--- Begin Records for this exercise ---
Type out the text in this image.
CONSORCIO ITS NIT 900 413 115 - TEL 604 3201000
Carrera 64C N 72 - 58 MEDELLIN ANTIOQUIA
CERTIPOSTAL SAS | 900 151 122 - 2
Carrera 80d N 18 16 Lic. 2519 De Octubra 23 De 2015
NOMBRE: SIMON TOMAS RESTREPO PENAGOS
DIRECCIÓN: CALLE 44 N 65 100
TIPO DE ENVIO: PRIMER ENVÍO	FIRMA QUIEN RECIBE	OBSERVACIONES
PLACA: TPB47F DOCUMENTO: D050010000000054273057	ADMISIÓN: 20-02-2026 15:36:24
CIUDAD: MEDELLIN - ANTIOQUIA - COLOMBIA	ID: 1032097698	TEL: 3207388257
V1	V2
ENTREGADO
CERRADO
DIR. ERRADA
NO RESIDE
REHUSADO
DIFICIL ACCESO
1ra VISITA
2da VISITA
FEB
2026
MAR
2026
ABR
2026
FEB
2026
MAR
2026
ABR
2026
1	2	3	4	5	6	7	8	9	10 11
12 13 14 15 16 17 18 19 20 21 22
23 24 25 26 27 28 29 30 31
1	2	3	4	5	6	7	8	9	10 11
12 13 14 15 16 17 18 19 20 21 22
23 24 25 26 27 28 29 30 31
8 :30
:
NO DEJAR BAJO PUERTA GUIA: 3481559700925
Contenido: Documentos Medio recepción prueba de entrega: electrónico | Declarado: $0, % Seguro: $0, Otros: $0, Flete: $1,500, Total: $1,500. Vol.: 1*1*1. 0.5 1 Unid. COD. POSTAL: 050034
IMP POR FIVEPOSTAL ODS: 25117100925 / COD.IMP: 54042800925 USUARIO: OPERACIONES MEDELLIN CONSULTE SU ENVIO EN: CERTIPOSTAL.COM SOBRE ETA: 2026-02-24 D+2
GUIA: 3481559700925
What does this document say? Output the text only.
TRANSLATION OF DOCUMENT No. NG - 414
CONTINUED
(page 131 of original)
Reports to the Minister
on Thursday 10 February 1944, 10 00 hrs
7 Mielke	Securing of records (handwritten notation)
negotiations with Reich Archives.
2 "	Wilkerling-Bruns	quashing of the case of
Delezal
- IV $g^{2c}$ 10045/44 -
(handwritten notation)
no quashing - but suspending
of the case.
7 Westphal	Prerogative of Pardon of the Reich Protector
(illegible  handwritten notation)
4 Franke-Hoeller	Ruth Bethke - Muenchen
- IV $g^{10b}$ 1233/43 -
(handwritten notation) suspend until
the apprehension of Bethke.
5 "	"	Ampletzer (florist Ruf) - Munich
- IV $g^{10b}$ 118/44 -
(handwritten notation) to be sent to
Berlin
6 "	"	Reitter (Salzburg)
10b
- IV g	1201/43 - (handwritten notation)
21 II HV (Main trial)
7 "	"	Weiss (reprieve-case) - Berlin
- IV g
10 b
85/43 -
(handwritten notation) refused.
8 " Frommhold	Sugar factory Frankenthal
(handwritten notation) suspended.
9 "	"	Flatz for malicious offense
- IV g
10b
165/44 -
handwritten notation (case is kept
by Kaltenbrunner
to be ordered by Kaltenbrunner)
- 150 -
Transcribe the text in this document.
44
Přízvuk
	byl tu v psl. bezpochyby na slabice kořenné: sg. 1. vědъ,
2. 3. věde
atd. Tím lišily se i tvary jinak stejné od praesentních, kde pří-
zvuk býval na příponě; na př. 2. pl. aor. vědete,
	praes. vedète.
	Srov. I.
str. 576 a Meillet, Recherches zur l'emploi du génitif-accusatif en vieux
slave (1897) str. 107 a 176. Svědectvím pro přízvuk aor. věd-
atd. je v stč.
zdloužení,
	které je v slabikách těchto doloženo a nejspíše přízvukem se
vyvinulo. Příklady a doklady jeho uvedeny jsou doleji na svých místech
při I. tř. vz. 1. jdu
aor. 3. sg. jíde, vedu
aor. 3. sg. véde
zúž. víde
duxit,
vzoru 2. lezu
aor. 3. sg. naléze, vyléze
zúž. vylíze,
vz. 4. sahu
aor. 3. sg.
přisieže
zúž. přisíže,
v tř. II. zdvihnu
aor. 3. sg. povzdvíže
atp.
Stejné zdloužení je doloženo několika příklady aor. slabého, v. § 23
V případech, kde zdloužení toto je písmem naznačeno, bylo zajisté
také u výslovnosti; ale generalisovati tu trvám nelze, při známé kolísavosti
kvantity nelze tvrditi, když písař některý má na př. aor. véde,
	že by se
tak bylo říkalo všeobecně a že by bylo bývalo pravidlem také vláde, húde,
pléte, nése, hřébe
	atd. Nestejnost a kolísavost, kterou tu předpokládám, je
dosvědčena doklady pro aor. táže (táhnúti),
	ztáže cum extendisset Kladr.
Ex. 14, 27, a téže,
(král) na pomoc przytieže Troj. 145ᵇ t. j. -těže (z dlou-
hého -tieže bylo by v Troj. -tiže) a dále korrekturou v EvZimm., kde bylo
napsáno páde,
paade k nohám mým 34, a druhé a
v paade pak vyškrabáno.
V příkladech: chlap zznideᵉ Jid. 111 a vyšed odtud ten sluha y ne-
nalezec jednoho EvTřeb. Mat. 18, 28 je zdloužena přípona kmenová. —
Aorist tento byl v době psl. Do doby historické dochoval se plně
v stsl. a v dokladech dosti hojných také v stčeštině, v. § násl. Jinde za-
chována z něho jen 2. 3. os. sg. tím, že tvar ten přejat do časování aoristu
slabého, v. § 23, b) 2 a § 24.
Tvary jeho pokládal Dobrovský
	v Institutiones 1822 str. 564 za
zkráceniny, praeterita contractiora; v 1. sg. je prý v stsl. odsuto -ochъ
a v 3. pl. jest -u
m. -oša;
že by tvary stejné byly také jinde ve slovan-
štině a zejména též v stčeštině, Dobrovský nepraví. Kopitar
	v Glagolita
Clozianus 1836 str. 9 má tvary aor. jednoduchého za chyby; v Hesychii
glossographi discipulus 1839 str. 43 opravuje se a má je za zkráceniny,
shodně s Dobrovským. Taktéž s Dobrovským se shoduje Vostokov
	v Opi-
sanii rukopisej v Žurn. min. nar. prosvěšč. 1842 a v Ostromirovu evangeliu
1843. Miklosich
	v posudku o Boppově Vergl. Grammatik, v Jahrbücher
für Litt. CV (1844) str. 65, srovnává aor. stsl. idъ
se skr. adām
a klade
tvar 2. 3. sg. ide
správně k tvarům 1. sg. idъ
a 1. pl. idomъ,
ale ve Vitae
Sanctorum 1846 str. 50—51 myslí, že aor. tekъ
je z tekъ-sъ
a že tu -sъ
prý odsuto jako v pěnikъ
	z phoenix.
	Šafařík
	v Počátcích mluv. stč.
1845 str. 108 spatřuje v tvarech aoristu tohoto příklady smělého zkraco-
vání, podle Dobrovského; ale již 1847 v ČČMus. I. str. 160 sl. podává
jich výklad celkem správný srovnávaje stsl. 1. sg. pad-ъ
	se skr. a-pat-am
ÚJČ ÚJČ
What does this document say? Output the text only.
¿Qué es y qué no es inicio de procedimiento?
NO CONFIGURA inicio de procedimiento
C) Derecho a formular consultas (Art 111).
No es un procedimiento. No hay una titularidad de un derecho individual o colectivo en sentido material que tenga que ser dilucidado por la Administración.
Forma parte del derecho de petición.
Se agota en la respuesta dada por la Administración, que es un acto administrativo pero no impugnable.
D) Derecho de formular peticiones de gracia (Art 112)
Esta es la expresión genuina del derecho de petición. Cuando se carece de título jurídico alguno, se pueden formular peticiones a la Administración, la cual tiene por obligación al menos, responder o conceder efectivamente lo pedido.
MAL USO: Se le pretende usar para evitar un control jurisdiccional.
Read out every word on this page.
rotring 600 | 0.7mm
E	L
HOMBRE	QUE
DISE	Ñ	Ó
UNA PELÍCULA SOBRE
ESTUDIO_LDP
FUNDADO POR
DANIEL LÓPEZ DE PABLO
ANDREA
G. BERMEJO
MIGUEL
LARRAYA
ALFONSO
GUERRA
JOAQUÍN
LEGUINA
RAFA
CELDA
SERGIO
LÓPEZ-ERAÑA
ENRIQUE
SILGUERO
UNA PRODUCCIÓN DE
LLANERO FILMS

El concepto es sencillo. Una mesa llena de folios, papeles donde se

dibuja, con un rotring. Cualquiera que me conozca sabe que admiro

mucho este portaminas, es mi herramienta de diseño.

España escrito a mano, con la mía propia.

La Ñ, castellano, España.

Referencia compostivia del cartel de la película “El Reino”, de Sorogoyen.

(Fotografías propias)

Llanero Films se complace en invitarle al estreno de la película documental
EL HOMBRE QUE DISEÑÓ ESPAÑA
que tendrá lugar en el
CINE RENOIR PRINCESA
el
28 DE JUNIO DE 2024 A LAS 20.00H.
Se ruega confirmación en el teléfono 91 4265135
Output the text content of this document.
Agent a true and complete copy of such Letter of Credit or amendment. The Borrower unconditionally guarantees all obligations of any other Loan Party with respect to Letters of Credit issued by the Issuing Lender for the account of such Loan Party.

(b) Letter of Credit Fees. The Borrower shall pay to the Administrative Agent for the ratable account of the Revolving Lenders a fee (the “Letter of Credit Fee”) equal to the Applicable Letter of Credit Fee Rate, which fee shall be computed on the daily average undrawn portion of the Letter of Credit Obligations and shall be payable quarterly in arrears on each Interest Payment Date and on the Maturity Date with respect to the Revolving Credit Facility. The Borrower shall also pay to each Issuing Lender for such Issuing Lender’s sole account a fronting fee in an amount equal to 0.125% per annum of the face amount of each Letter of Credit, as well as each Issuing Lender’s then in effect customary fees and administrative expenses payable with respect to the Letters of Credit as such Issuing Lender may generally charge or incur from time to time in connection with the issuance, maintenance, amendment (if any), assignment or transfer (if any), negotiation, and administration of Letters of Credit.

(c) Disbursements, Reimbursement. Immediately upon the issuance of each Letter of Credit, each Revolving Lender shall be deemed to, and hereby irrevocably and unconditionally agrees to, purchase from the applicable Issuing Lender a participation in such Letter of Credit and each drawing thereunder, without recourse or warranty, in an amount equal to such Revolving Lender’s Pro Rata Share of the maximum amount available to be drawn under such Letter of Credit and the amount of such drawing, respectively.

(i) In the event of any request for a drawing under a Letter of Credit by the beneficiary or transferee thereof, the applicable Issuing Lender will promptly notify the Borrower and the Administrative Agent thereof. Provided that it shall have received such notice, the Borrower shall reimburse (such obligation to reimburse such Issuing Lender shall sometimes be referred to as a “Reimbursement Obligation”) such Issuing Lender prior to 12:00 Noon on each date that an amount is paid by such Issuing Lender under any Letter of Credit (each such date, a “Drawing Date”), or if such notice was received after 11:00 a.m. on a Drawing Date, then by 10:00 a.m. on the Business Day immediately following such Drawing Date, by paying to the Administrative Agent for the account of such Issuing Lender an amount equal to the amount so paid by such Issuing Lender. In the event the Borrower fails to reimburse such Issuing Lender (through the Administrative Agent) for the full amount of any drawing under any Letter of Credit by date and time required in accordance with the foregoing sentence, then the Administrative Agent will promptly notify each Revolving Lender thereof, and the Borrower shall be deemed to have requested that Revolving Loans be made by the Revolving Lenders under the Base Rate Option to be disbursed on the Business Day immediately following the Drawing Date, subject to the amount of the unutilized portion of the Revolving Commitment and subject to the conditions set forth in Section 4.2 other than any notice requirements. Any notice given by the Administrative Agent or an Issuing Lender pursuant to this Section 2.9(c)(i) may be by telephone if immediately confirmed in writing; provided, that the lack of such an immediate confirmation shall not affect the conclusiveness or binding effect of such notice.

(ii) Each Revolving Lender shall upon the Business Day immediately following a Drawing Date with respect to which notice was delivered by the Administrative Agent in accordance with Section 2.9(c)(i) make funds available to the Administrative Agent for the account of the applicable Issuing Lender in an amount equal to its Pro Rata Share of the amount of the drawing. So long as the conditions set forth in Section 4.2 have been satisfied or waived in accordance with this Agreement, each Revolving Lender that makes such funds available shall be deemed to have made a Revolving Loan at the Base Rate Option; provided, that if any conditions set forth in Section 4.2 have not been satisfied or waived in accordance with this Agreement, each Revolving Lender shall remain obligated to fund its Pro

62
--- End Records for this exercise ---
▸ **Short task**
Check every line of the data above for the string "také", and copy those that have it.

▸ **Reply**
také u výslovnosti; ale generalisovati tu trvám nelze, při známé kolísavosti
tak bylo říkalo všeobecně a že by bylo bývalo pravidlem také vláde, húde,
v stsl. a v dokladech dosti hojných také v stčeštině, v. § násl. Jinde za-
že by tvary stejné byly také jinde ve slovan-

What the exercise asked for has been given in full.